# [Requirements]
Starting at the first line of the records and stopping after the line that contains "- legend-row: R = -0.102", put each line into a JSON list of strings, one string per line, with blank lines left out.

# [Records for processing]
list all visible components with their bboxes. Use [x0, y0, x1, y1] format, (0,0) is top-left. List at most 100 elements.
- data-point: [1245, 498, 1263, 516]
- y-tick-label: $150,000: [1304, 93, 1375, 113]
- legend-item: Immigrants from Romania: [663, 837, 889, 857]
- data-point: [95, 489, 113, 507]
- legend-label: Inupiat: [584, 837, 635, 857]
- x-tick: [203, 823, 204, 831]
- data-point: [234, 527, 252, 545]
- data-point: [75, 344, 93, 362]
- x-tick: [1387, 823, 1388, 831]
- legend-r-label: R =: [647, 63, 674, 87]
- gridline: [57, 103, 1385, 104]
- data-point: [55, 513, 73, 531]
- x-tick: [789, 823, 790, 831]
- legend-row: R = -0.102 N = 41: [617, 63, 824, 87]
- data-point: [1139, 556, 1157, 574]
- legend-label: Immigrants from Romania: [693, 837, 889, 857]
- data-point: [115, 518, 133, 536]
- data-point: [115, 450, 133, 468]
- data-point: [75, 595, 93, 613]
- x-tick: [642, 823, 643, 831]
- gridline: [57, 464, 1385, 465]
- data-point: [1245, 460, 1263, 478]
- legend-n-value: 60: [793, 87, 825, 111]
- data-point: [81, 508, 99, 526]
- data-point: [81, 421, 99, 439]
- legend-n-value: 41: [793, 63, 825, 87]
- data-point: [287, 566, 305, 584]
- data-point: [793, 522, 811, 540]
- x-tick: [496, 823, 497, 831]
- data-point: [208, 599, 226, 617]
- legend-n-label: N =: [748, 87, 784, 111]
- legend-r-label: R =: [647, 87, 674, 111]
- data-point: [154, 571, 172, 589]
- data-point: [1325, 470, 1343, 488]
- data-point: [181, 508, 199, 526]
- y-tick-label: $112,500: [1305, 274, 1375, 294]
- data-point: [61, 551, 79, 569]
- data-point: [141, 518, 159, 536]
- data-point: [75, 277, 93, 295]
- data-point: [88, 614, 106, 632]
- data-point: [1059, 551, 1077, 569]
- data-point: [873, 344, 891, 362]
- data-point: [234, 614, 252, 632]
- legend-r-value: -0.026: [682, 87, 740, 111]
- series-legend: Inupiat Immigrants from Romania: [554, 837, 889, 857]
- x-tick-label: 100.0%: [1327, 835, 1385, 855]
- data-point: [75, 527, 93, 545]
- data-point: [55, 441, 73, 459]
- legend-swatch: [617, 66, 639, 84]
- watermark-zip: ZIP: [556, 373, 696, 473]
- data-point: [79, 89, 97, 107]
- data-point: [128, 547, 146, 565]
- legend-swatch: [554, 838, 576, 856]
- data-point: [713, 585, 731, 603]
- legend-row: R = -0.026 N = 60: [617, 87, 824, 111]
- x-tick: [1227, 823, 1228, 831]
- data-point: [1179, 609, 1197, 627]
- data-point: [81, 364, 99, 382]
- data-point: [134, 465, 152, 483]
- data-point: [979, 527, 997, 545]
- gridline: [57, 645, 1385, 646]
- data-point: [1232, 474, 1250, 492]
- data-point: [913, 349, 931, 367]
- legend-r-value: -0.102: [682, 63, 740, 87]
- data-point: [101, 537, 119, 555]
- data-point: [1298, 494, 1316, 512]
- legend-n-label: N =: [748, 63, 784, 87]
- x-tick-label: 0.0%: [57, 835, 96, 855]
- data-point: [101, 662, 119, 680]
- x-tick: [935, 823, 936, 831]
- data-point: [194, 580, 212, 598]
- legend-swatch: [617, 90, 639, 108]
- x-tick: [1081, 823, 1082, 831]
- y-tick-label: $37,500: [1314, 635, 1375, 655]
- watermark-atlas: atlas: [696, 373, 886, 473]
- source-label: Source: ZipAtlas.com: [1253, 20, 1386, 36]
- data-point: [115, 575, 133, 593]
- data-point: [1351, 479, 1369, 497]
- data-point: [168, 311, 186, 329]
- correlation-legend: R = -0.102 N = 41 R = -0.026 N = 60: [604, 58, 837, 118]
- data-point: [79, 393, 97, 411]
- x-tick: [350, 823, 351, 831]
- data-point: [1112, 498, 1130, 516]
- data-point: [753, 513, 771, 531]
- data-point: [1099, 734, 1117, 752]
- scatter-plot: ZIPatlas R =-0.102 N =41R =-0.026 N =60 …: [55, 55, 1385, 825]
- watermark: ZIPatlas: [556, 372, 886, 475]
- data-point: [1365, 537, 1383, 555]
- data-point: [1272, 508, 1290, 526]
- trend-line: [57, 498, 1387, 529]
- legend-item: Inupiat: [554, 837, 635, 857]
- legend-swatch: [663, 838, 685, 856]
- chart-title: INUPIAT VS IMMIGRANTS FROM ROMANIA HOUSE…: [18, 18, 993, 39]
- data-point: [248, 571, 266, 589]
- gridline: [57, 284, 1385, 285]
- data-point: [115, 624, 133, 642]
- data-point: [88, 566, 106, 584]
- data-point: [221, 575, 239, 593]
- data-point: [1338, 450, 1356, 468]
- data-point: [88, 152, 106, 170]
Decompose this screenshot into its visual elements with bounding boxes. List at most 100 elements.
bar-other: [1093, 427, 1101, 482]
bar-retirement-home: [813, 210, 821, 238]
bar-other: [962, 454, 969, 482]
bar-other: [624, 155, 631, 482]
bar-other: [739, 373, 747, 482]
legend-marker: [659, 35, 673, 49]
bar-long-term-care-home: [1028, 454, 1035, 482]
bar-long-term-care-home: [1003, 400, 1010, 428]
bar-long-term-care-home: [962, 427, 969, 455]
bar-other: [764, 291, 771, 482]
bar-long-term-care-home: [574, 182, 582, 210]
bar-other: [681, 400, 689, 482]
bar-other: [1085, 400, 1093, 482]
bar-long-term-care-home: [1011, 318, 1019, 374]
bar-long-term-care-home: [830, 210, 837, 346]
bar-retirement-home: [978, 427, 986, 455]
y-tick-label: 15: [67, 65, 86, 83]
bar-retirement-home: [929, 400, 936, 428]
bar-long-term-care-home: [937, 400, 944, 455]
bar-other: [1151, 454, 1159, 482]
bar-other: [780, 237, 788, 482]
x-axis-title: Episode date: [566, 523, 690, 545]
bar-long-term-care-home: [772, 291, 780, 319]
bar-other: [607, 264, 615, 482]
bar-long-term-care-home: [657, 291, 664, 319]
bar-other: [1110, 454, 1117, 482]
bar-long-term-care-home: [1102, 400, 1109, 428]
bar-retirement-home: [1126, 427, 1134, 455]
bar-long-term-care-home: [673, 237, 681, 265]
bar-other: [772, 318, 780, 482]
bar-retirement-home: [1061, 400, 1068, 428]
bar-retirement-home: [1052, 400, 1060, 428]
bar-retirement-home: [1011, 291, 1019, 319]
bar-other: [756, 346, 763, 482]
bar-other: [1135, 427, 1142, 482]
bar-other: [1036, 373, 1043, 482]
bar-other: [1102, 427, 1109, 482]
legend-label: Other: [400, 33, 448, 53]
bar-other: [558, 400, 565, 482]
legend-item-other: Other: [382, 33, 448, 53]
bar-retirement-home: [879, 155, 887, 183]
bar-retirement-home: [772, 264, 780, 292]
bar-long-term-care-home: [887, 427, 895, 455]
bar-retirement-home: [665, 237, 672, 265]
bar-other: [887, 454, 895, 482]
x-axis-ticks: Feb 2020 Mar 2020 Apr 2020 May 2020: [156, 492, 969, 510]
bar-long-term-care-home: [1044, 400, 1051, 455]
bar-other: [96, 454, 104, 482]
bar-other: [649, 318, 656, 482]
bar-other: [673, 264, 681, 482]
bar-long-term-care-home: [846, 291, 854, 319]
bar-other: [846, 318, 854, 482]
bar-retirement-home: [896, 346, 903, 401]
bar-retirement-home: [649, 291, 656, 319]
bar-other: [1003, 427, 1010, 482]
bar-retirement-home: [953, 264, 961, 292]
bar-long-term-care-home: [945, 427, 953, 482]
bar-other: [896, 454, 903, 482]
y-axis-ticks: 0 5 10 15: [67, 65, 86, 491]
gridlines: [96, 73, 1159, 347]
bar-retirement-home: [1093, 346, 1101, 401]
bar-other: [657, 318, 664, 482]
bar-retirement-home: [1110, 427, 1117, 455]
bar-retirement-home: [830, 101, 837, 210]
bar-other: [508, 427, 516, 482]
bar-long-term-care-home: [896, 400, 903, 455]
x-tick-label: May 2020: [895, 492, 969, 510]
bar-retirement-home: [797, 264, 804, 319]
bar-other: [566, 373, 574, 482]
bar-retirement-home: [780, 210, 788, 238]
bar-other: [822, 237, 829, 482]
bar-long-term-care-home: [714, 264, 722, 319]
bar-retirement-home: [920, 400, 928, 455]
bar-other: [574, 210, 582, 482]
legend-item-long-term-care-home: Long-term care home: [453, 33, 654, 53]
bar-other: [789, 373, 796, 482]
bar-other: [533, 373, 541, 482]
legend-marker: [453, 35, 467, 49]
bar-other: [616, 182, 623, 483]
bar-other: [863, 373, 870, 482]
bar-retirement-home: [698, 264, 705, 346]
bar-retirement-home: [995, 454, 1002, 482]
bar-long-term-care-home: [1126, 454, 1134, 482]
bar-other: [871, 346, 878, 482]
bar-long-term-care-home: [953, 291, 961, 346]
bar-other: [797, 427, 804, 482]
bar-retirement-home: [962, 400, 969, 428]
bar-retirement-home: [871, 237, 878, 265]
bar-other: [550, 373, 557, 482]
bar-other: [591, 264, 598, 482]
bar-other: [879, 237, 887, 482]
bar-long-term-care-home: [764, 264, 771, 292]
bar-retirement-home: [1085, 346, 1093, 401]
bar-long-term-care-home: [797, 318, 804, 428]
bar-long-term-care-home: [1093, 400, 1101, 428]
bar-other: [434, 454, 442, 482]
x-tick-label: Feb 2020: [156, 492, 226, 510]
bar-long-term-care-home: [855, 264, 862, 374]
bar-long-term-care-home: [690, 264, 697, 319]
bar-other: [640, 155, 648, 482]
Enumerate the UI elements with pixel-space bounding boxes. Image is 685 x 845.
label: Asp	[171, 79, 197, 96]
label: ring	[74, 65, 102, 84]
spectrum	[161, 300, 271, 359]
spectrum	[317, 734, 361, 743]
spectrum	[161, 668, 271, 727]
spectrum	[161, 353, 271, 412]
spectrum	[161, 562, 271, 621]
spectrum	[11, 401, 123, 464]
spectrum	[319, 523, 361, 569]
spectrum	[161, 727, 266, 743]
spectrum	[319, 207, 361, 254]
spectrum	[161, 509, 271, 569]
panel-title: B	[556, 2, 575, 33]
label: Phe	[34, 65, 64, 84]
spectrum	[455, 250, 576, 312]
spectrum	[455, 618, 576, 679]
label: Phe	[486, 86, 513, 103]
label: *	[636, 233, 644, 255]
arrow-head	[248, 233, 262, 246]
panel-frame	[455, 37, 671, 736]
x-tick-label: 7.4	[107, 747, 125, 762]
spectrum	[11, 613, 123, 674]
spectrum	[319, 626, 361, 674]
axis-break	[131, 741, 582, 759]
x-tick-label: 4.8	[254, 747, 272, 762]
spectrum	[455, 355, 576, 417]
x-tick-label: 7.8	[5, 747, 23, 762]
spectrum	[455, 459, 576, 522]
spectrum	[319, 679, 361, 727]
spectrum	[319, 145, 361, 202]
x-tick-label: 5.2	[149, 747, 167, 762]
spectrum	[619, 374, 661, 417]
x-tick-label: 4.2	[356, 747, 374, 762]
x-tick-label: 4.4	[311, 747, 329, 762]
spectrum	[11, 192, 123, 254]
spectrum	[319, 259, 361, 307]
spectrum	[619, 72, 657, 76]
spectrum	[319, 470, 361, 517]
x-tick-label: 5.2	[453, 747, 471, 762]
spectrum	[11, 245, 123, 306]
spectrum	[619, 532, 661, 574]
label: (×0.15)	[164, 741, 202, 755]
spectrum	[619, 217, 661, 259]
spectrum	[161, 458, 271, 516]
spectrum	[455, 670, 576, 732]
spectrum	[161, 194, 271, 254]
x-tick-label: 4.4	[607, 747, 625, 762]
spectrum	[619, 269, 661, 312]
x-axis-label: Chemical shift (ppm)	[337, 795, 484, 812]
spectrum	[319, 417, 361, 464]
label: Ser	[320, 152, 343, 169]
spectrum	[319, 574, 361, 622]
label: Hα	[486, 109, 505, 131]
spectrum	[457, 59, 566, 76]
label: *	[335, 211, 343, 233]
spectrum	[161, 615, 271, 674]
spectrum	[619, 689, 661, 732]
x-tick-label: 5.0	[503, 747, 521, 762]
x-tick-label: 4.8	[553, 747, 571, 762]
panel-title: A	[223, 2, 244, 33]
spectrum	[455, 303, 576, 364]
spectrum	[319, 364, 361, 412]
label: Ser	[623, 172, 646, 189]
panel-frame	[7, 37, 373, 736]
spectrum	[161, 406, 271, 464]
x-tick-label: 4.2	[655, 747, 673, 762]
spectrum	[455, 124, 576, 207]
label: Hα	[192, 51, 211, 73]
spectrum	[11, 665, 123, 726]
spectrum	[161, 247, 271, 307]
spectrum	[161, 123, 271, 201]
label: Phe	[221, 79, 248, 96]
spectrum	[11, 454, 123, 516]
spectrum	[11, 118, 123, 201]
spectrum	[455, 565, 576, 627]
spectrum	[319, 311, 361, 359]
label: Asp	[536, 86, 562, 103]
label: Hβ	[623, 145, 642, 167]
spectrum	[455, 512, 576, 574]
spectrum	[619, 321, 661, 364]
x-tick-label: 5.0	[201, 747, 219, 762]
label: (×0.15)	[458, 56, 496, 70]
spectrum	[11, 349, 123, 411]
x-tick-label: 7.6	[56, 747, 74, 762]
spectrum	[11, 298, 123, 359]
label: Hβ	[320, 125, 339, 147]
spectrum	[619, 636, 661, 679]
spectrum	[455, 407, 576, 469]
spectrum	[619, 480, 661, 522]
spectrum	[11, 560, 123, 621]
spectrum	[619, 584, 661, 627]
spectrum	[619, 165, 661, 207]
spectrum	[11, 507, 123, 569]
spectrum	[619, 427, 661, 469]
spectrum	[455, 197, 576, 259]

# [Task response]
[
  "list all visible components with their bboxes. Use [x0, y0, x1, y1] format, (0,0) is top-left. List at most 100 elements.",
  "- data-point: [1245, 498, 1263, 516]",
  "- y-tick-label: $150,000: [1304, 93, 1375, 113]",
  "- legend-item: Immigrants from Romania: [663, 837, 889, 857]",
  "- data-point: [95, 489, 113, 507]",
  "- legend-label: Inupiat: [584, 837, 635, 857]",
  "- x-tick: [203, 823, 204, 831]",
  "- data-point: [234, 527, 252, 545]",
  "- data-point: [75, 344, 93, 362]",
  "- x-tick: [1387, 823, 1388, 831]",
  "- legend-r-label: R =: [647, 63, 674, 87]",
  "- gridline: [57, 103, 1385, 104]",
  "- data-point: [55, 513, 73, 531]",
  "- x-tick: [789, 823, 790, 831]",
  "- legend-row: R = -0.102 N = 41: [617, 63, 824, 87]"
]